• **Task prompt**
Reproduce the data exactly.

Dataset rows about figures

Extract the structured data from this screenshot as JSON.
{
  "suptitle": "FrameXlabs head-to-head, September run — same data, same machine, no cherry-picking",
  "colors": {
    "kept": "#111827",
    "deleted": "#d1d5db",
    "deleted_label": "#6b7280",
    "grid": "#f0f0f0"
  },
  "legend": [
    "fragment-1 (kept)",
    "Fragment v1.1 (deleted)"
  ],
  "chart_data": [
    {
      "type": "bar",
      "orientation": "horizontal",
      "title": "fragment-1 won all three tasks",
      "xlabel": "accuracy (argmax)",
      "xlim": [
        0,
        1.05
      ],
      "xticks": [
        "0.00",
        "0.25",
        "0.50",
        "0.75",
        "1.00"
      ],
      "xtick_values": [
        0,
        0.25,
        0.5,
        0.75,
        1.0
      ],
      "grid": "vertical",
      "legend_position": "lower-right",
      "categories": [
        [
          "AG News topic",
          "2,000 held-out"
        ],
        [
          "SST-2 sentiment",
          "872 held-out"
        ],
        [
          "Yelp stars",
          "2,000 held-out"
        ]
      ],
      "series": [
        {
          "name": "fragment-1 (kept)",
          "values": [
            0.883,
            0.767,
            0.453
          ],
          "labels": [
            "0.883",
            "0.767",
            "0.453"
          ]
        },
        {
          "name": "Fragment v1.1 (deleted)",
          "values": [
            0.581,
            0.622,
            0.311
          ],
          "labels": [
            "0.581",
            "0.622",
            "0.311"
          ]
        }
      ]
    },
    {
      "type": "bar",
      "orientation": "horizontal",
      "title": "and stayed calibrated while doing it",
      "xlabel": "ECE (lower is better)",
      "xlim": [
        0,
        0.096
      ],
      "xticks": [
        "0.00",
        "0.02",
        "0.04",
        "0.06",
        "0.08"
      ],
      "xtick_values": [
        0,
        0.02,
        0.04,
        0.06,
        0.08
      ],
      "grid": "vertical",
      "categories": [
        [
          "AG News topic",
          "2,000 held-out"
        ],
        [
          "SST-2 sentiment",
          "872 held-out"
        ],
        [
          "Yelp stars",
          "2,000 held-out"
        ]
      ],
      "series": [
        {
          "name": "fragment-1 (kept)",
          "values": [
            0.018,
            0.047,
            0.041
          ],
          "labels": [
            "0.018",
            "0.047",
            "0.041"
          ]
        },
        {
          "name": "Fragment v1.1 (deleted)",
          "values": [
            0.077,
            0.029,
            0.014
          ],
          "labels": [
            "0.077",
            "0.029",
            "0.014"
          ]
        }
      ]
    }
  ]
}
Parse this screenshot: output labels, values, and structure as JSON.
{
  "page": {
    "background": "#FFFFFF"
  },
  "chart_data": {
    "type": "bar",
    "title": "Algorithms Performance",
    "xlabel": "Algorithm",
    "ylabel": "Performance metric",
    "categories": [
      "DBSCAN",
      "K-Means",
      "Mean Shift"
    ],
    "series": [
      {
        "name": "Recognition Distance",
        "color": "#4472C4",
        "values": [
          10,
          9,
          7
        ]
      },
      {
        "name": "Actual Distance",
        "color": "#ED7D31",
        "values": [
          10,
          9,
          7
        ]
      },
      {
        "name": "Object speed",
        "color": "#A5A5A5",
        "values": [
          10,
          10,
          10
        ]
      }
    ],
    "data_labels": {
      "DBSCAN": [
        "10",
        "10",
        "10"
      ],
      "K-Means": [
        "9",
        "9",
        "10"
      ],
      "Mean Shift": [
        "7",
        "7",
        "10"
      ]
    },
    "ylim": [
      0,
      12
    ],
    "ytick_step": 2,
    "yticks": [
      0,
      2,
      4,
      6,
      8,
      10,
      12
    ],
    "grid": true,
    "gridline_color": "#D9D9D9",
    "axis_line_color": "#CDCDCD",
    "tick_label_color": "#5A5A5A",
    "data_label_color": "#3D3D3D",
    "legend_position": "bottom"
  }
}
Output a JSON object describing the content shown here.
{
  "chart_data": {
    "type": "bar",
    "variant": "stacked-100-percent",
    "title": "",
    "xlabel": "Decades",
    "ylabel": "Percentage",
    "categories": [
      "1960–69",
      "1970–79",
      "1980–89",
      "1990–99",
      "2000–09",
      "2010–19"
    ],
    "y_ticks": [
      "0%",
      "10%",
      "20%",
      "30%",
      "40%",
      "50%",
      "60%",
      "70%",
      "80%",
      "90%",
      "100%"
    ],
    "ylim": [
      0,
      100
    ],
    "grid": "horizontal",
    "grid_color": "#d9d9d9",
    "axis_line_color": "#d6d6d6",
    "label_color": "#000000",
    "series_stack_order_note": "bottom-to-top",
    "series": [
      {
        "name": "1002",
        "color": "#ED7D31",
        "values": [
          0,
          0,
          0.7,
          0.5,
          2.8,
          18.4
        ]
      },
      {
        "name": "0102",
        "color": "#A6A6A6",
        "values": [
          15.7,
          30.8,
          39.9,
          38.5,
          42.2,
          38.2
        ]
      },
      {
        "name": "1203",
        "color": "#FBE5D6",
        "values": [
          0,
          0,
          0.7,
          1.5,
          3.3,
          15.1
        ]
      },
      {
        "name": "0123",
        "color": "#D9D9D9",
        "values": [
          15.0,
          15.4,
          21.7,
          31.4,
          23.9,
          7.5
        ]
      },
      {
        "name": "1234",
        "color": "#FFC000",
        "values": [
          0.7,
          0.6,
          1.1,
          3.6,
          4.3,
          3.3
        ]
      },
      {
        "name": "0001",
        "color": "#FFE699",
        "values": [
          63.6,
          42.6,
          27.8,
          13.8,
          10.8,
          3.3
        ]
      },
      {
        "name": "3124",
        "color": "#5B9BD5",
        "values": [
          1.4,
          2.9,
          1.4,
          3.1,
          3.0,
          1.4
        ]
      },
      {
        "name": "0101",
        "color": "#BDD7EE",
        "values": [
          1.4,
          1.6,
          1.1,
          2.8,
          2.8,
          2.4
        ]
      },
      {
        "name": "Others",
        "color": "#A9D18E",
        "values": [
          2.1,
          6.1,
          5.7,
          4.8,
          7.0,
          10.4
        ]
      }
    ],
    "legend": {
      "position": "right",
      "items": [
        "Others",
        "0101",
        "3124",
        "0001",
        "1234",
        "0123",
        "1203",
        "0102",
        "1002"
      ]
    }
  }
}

• **Response**
Extract the structured data from this screenshot as JSON.
{
  "suptitle": "FrameXlabs head-to-head, September run — same data, same machine, no cherry-picking",
  "colors": {
    "kept": "#111827",
    "deleted": "#d1d5db",
    "deleted_label": "#6b7280",
    "grid": "#f0f0f0"
  },
  "legend": [
    "fragment-1 (kept)",
    "Fragment v1.1 (deleted)"
  ],
  "chart_data": [
    {
      "type": "bar",
      "orientation": "horizontal",
      "title": "fragment-1 won all three tasks",
      "xlabel": "accuracy (argmax)",
      "xlim": [
        0,
        1.05
      ],
      "xticks": [
        "0.00",
        "0.25",
        "0.50",
        "0.75",
        "1.00"
      ],
      "xtick_values": [
        0,
        0.25,
        0.5,
        0.75,
        1.0
      ],
      "grid": "vertical",
      "legend_position": "lower-right",
      "categories": [
        [
          "AG News topic",
          "2,000 held-out"
        ],
        [
          "SST-2 sentiment",
          "872 held-out"
        ],
        [
          "Yelp stars",
          "2,000 held-out"
        ]
      ],
      "series": [
        {
          "name": "fragment-1 (kept)",
          "values": [
            0.883,
            0.767,
            0.453
          ],
          "labels": [
            "0.883",
            "0.767",
            "0.453"
          ]
        },
        {
          "name": "Fragment v1.1 (deleted)",
          "values": [
            0.581,
            0.622,
            0.311
          ],
          "labels": [
            "0.581",
            "0.622",
            "0.311"
          ]
        }
      ]
    },
    {
      "type": "bar",
      "orientation": "horizontal",
      "title": "and stayed calibrated while doing it",
      "xlabel": "ECE (lower is better)",
      "xlim": [
        0,
        0.096
      ],
      "xticks": [
        "0.00",
        "0.02",
        "0.04",
        "0.06",
        "0.08"
      ],
      "xtick_values": [
        0,
        0.02,
        0.04,
        0.06,
        0.08
      ],
      "grid": "vertical",
      "categories": [
        [
          "AG News topic",
          "2,000 held-out"
        ],
        [
          "SST-2 sentiment",
          "872 held-out"
        ],
        [
          "Yelp stars",
          "2,000 held-out"
        ]
      ],
      "series": [
        {
          "name": "fragment-1 (kept)",
          "values": [
            0.018,
            0.047,
            0.041
          ],
          "labels": [
            "0.018",
            "0.047",
            "0.041"
          ]
        },
        {
          "name": "Fragment v1.1 (deleted)",
          "values": [
            0.077,
            0.029,
            0.014
          ],
          "labels": [
            "0.077",
            "0.029",
            "0.014"
          ]
        }
      ]
    }
  ]
}
Parse this screenshot: output labels, values, and structure as JSON.
{
  "page": {
    "background": "#FFFFFF"
  },
  "chart_data": {
    "type": "bar",
    "title": "Algorithms Performance",
    "xlabel": "Algorithm",
    "ylabel": "Performance metric",
    "categories": [
      "DBSCAN",
      "K-Means",
      "Mean Shift"
    ],
    "series": [
      {
        "name": "Recognition Distance",
        "color": "#4472C4",
        "values": [
          10,
          9,
          7
        ]
      },
      {
        "name": "Actual Distance",
        "color": "#ED7D31",
        "values": [
          10,
          9,
          7
        ]
      },
      {
        "name": "Object speed",
        "color": "#A5A5A5",
        "values": [
          10,
          10,
          10
        ]
      }
    ],
    "data_labels": {
      "DBSCAN": [
        "10",
        "10",
        "10"
      ],
      "K-Means": [
        "9",
        "9",
        "10"
      ],
      "Mean Shift": [
        "7",
        "7",
        "10"
      ]
    },
    "ylim": [
      0,
      12
    ],
    "ytick_step": 2,
    "yticks": [
      0,
      2,
      4,
      6,
      8,
      10,
      12
    ],
    "grid": true,
    "gridline_color": "#D9D9D9",
    "axis_line_color": "#CDCDCD",
    "tick_label_color": "#5A5A5A",
    "data_label_color": "#3D3D3D",
    "legend_position": "bottom"
  }
}
Output a JSON object describing the content shown here.
{
  "chart_data": {
    "type": "bar",
    "variant": "stacked-100-percent",
    "title": "",
    "xlabel": "Decades",
    "ylabel": "Percentage",
    "categories": [
      "1960–69",
      "1970–79",
      "1980–89",
      "1990–99",
      "2000–09",
      "2010–19"
    ],
    "y_ticks": [
      "0%",
      "10%",
      "20%",
      "30%",
      "40%",
      "50%",
      "60%",
      "70%",
      "80%",
      "90%",
      "100%"
    ],
    "ylim": [
      0,
      100
    ],
    "grid": "horizontal",
    "grid_color": "#d9d9d9",
    "axis_line_color": "#d6d6d6",
    "label_color": "#000000",
    "series_stack_order_note": "bottom-to-top",
    "series": [
      {
        "name": "1002",
        "color": "#ED7D31",
        "values": [
          0,
          0,
          0.7,
          0.5,
          2.8,
          18.4
        ]
      },
      {
        "name": "0102",
        "color": "#A6A6A6",
        "values": [
          15.7,
          30.8,
          39.9,
          38.5,
          42.2,
          38.2
        ]
      },
      {
        "name": "1203",
        "color": "#FBE5D6",
        "values": [
          0,
          0,
          0.7,
          1.5,
          3.3,
          15.1
        ]
      },
      {
        "name": "0123",
        "color": "#D9D9D9",
        "values": [
          15.0,
          15.4,
          21.7,
          31.4,
          23.9,
          7.5
        ]
      },
      {
        "name": "1234",
        "color": "#FFC000",
        "values": [
          0.7,
          0.6,
          1.1,
          3.6,
          4.3,
          3.3
        ]
      },
      {
        "name": "0001",
        "color": "#FFE699",
        "values": [
          63.6,
          42.6,
          27.8,
          13.8,
          10.8,
          3.3
        ]
      },
      {
        "name": "3124",
        "color": "#5B9BD5",
        "values": [
          1.4,
          2.9,
          1.4,
          3.1,
          3.0,
          1.4
        ]
      },
      {
        "name": "0101",
        "color": "#BDD7EE",
        "values": [
          1.4,
          1.6,
          1.1,
          2.8,
          2.8,
          2.4
        ]
      },
      {
        "name": "Others",
        "color": "#A9D18E",
        "values": [
          2.1,
          6.1,
          5.7,
          4.8,
          7.0,
          10.4
        ]
      }
    ],
    "legend": {
      "position": "right",
      "items": [
        "Others",
        "0101",
        "3124",
        "0001",
        "1234",
        "0123",
        "1203",
        "0102",
        "1002"
      ]
    }
  }
}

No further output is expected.